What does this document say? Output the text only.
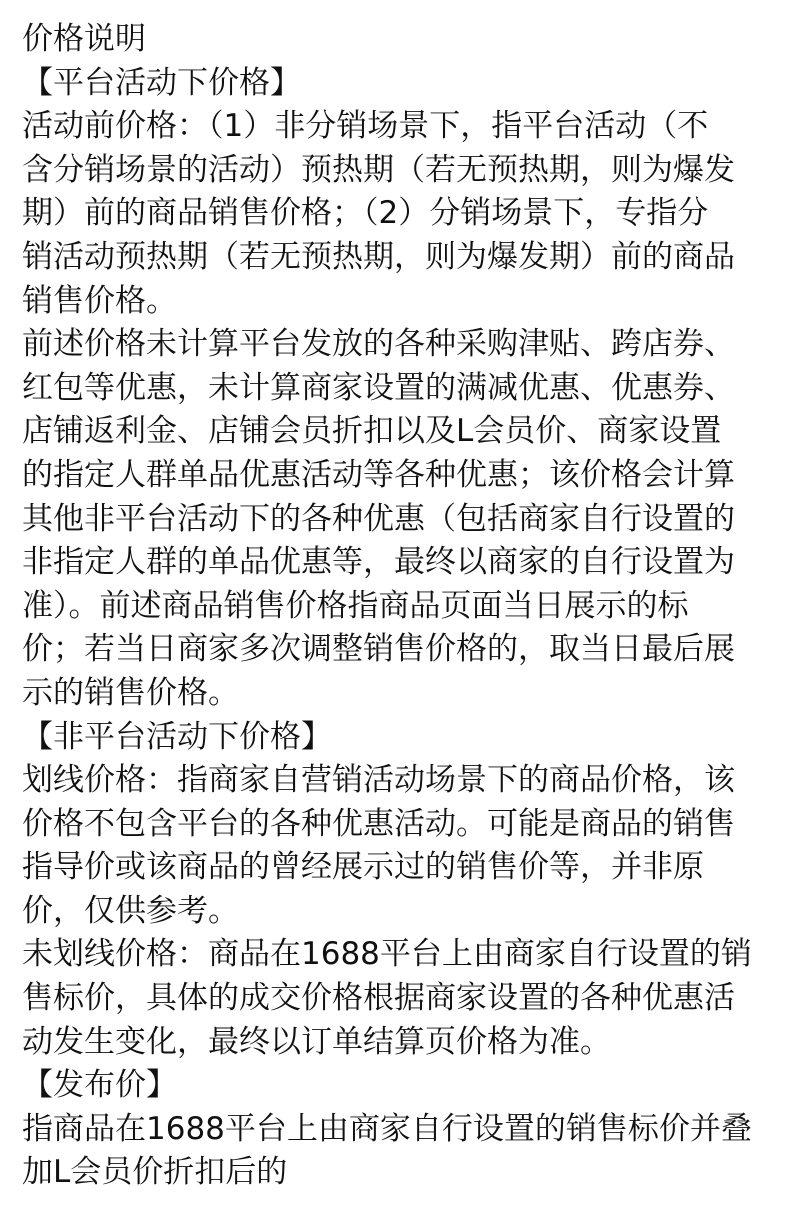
价格说明
【平台活动下价格】
活动前价格：（1）非分销场景下，指平台活动（不
含分销场景的活动）预热期（若无预热期，则为爆发
期）前的商品销售价格；（2）分销场景下，专指分
销活动预热期（若无预热期，则为爆发期）前的商品
销售价格。
前述价格未计算平台发放的各种采购津贴、跨店券、
红包等优惠，未计算商家设置的满减优惠、优惠券、
店铺返利金、店铺会员折扣以及L会员价、商家设置
的指定人群单品优惠活动等各种优惠；该价格会计算
其他非平台活动下的各种优惠（包括商家自行设置的
非指定人群的单品优惠等，最终以商家的自行设置为
准）。前述商品销售价格指商品页面当日展示的标
价；若当日商家多次调整销售价格的，取当日最后展
示的销售价格。
【非平台活动下价格】
划线价格：指商家自营销活动场景下的商品价格，该
价格不包含平台的各种优惠活动。可能是商品的销售
指导价或该商品的曾经展示过的销售价等，并非原
价，仅供参考。
未划线价格：商品在1688平台上由商家自行设置的销
售标价，具体的成交价格根据商家设置的各种优惠活
动发生变化，最终以订单结算页价格为准。
【发布价】
指商品在1688平台上由商家自行设置的销售标价并叠
加L会员价折扣后的
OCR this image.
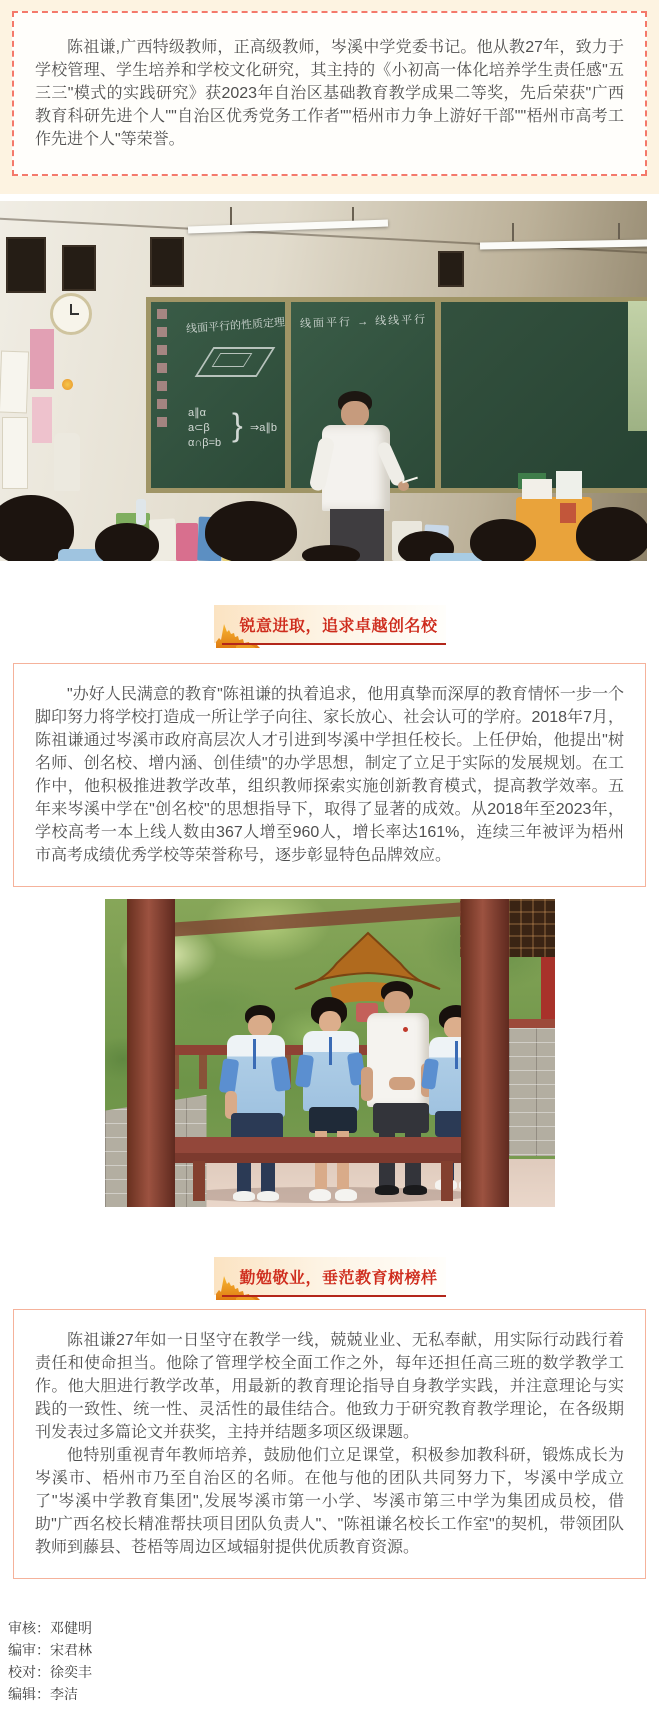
陈祖谦,广西特级教师，正高级教师，岑溪中学党委书记。他从教27年，致力于学校管理、学生培养和学校文化研究，其主持的《小初高一体化培养学生责任感"五三三"模式的实践研究》获2023年自治区基础教育教学成果二等奖，先后荣获"广西教育科研先进个人""自治区优秀党务工作者""梧州市力争上游好干部""梧州市高考工作先进个人"等荣誉。

线面平行的性质定理
a∥α
a⊂β
α∩β=b } ⇒a∥b
线面平行 → 线线平行
锐意进取，追求卓越创名校

"办好人民满意的教育"陈祖谦的执着追求，他用真挚而深厚的教育情怀一步一个脚印努力将学校打造成一所让学子向往、家长放心、社会认可的学府。2018年7月，陈祖谦通过岑溪市政府高层次人才引进到岑溪中学担任校长。上任伊始，他提出"树名师、创名校、增内涵、创佳绩"的办学思想，制定了立足于实际的发展规划。在工作中，他积极推进教学改革，组织教师探索实施创新教育模式，提高教学效率。五年来岑溪中学在"创名校"的思想指导下，取得了显著的成效。从2018年至2023年，学校高考一本上线人数由367人增至960人，增长率达161%，连续三年被评为梧州市高考成绩优秀学校等荣誉称号，逐步彰显特色品牌效应。

勤勉敬业，垂范教育树榜样

陈祖谦27年如一日坚守在教学一线，兢兢业业、无私奉献，用实际行动践行着责任和使命担当。他除了管理学校全面工作之外，每年还担任高三班的数学教学工作。他大胆进行教学改革，用最新的教育理论指导自身教学实践，并注意理论与实践的一致性、统一性、灵活性的最佳结合。他致力于研究教育教学理论，在各级期刊发表过多篇论文并获奖，主持并结题多项区级课题。

他特别重视青年教师培养，鼓励他们立足课堂，积极参加教科研，锻炼成长为岑溪市、梧州市乃至自治区的名师。在他与他的团队共同努力下，岑溪中学成立了"岑溪中学教育集团",发展岑溪市第一小学、岑溪市第三中学为集团成员校，借助"广西名校长精准帮扶项目团队负责人"、"陈祖谦名校长工作室"的契机，带领团队教师到藤县、苍梧等周边区域辐射提供优质教育资源。

审核：邓健明
编审：宋君林
校对：徐奕丰
编辑：李洁
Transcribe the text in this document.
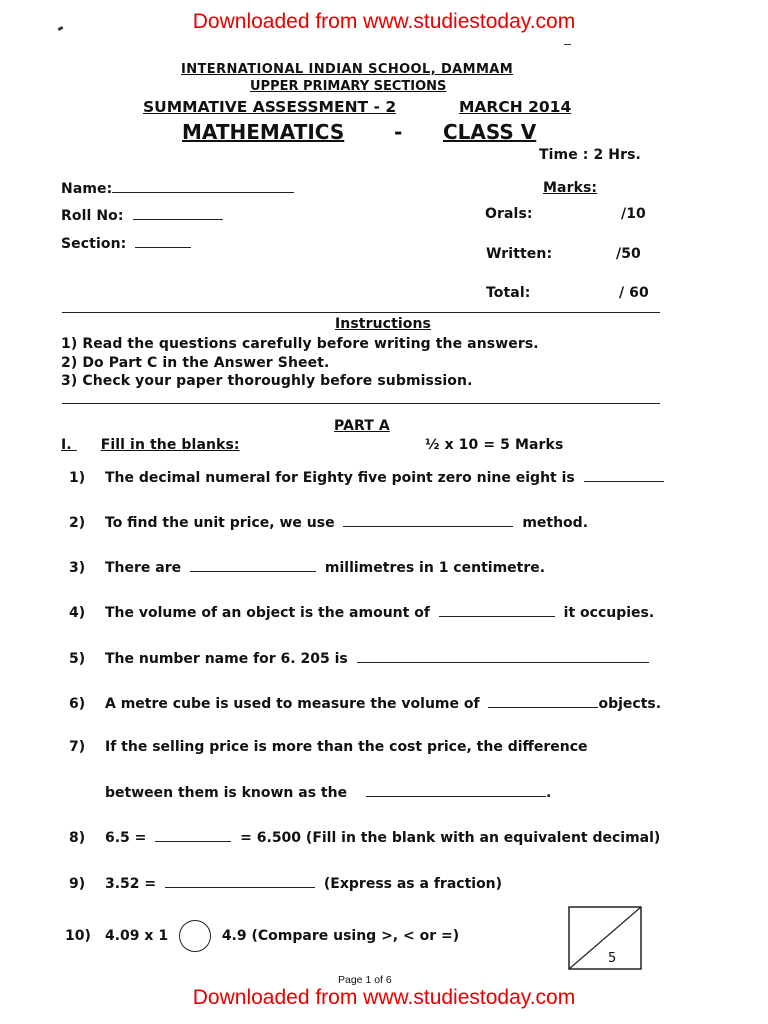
Downloaded from www.studiestoday.com
Downloaded from www.studiestoday.com
INTERNATIONAL INDIAN SCHOOL, DAMMAM
UPPER PRIMARY SECTIONS
SUMMATIVE ASSESSMENT - 2	MARCH 2014
MATHEMATICS - CLASS V
Time : 2 Hrs.
Name:
Roll No:
Section:
Marks:
Orals:	/10
Written:	/50
Total:	/ 60
Instructions
1) Read the questions carefully before writing the answers.
2) Do Part C in the Answer Sheet.
3) Check your paper thoroughly before submission.
PART A
I. Fill in the blanks:	½ x 10 = 5 Marks
1) The decimal numeral for Eighty five point zero nine eight is
2) To find the unit price, we use	method.
3) There are	millimetres in 1 centimetre.
4) The volume of an object is the amount of	it occupies.
5) The number name for 6. 205 is
6) A metre cube is used to measure the volume of	objects.
7) If the selling price is more than the cost price, the difference
between them is known as the	.
8) 6.5 =	= 6.500 (Fill in the blank with an equivalent decimal)
9) 3.52 =	(Express as a fraction)
10) 4.09 x 1	4.9 (Compare using >, < or =)
5
Page 1 of 6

·····

**Direction**
Drop the pictures and reproduce the rest of the entries above exactly.

**Response to this task**
What does this document say? Output the text only.
价格说明
【平台活动下价格】
活动前价格：（1）非分销场景下，指平台活动（不
含分销场景的活动）预热期（若无预热期，则为爆发
期）前的商品销售价格；（2）分销场景下，专指分
销活动预热期（若无预热期，则为爆发期）前的商品
销售价格。
前述价格未计算平台发放的各种采购津贴、跨店券、
红包等优惠，未计算商家设置的满减优惠、优惠券、
店铺返利金、店铺会员折扣以及L会员价、商家设置
的指定人群单品优惠活动等各种优惠；该价格会计算
其他非平台活动下的各种优惠（包括商家自行设置的
非指定人群的单品优惠等，最终以商家的自行设置为
准）。前述商品销售价格指商品页面当日展示的标
价；若当日商家多次调整销售价格的，取当日最后展
示的销售价格。
【非平台活动下价格】
划线价格：指商家自营销活动场景下的商品价格，该
价格不包含平台的各种优惠活动。可能是商品的销售
指导价或该商品的曾经展示过的销售价等，并非原
价，仅供参考。
未划线价格：商品在1688平台上由商家自行设置的销
售标价，具体的成交价格根据商家设置的各种优惠活
动发生变化，最终以订单结算页价格为准。
【发布价】
指商品在1688平台上由商家自行设置的销售标价并叠
加L会员价折扣后的
OCR this image.
陈祖谦,广西特级教师，正高级教师，岑溪中学党委书记。他从教27年，致力于学校管理、学生培养和学校文化研究，其主持的《小初高一体化培养学生责任感"五三三"模式的实践研究》获2023年自治区基础教育教学成果二等奖，先后荣获"广西教育科研先进个人""自治区优秀党务工作者""梧州市力争上游好干部""梧州市高考工作先进个人"等荣誉。

线面平行的性质定理
a∥α
a⊂β
α∩β=b } ⇒a∥b
线面平行 → 线线平行
锐意进取，追求卓越创名校

"办好人民满意的教育"陈祖谦的执着追求，他用真挚而深厚的教育情怀一步一个脚印努力将学校打造成一所让学子向往、家长放心、社会认可的学府。2018年7月，陈祖谦通过岑溪市政府高层次人才引进到岑溪中学担任校长。上任伊始，他提出"树名师、创名校、增内涵、创佳绩"的办学思想，制定了立足于实际的发展规划。在工作中，他积极推进教学改革，组织教师探索实施创新教育模式，提高教学效率。五年来岑溪中学在"创名校"的思想指导下，取得了显著的成效。从2018年至2023年，学校高考一本上线人数由367人增至960人，增长率达161%，连续三年被评为梧州市高考成绩优秀学校等荣誉称号，逐步彰显特色品牌效应。

勤勉敬业，垂范教育树榜样

陈祖谦27年如一日坚守在教学一线，兢兢业业、无私奉献，用实际行动践行着责任和使命担当。他除了管理学校全面工作之外，每年还担任高三班的数学教学工作。他大胆进行教学改革，用最新的教育理论指导自身教学实践，并注意理论与实践的一致性、统一性、灵活性的最佳结合。他致力于研究教育教学理论，在各级期刊发表过多篇论文并获奖，主持并结题多项区级课题。

他特别重视青年教师培养，鼓励他们立足课堂，积极参加教科研，锻炼成长为岑溪市、梧州市乃至自治区的名师。在他与他的团队共同努力下，岑溪中学成立了"岑溪中学教育集团",发展岑溪市第一小学、岑溪市第三中学为集团成员校，借助"广西名校长精准帮扶项目团队负责人"、"陈祖谦名校长工作室"的契机，带领团队教师到藤县、苍梧等周边区域辐射提供优质教育资源。

审核：邓健明
编审：宋君林
校对：徐奕丰
编辑：李洁
Transcribe the text in this document.
Downloaded from www.studiestoday.com
Downloaded from www.studiestoday.com
INTERNATIONAL INDIAN SCHOOL, DAMMAM
UPPER PRIMARY SECTIONS
SUMMATIVE ASSESSMENT - 2	MARCH 2014
MATHEMATICS - CLASS V
Time : 2 Hrs.
Name:
Roll No:
Section:
Marks:
Orals:	/10
Written:	/50
Total:	/ 60
Instructions
1) Read the questions carefully before writing the answers.
2) Do Part C in the Answer Sheet.
3) Check your paper thoroughly before submission.
PART A
I. Fill in the blanks:	½ x 10 = 5 Marks
1) The decimal numeral for Eighty five point zero nine eight is
2) To find the unit price, we use	method.
3) There are	millimetres in 1 centimetre.
4) The volume of an object is the amount of	it occupies.
5) The number name for 6. 205 is
6) A metre cube is used to measure the volume of	objects.
7) If the selling price is more than the cost price, the difference
between them is known as the	.
8) 6.5 =	= 6.500 (Fill in the blank with an equivalent decimal)
9) 3.52 =	(Express as a fraction)
10) 4.09 x 1	4.9 (Compare using >, < or =)
5
Page 1 of 6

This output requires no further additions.